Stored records
******

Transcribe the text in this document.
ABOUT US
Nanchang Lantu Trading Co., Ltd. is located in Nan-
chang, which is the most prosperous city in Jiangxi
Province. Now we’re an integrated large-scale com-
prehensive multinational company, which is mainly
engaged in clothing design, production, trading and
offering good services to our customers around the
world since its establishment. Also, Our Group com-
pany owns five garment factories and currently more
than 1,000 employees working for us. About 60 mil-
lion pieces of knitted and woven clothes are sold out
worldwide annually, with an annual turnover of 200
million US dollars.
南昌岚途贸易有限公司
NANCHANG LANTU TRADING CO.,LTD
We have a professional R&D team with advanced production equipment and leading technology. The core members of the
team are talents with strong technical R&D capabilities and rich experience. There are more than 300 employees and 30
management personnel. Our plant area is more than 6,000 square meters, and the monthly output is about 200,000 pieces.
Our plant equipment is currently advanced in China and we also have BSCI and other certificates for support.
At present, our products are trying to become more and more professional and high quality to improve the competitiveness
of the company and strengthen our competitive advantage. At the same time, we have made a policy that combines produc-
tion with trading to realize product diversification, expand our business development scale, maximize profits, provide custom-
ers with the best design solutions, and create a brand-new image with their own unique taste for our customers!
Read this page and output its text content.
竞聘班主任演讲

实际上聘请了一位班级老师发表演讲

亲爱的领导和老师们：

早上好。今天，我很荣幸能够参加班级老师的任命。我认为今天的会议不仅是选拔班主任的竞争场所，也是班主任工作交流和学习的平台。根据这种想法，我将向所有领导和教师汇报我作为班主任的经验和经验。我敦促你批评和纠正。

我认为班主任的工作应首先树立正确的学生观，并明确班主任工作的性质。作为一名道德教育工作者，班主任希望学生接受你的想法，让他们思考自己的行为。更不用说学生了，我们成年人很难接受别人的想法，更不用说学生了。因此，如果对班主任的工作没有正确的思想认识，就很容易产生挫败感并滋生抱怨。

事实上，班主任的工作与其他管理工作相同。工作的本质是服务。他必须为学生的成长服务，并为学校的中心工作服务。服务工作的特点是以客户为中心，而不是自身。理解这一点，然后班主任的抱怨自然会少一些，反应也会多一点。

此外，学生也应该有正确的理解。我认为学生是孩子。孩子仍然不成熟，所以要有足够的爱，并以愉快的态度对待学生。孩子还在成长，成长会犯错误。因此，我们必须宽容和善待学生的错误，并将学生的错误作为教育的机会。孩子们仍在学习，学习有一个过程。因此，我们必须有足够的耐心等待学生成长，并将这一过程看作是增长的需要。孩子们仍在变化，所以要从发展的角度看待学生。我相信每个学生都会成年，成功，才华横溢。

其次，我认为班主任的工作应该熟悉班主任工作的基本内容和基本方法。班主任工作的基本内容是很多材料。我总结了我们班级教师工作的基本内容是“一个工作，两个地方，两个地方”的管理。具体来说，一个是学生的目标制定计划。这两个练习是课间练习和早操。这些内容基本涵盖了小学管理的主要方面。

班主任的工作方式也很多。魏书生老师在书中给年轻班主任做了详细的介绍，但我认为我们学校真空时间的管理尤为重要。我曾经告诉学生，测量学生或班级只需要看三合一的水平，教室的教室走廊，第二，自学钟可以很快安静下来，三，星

******

Find the lines that include the string "text", then copy each of them.

** THE ANSWER **
Transcribe the text in this document.
Read this page and output its text content.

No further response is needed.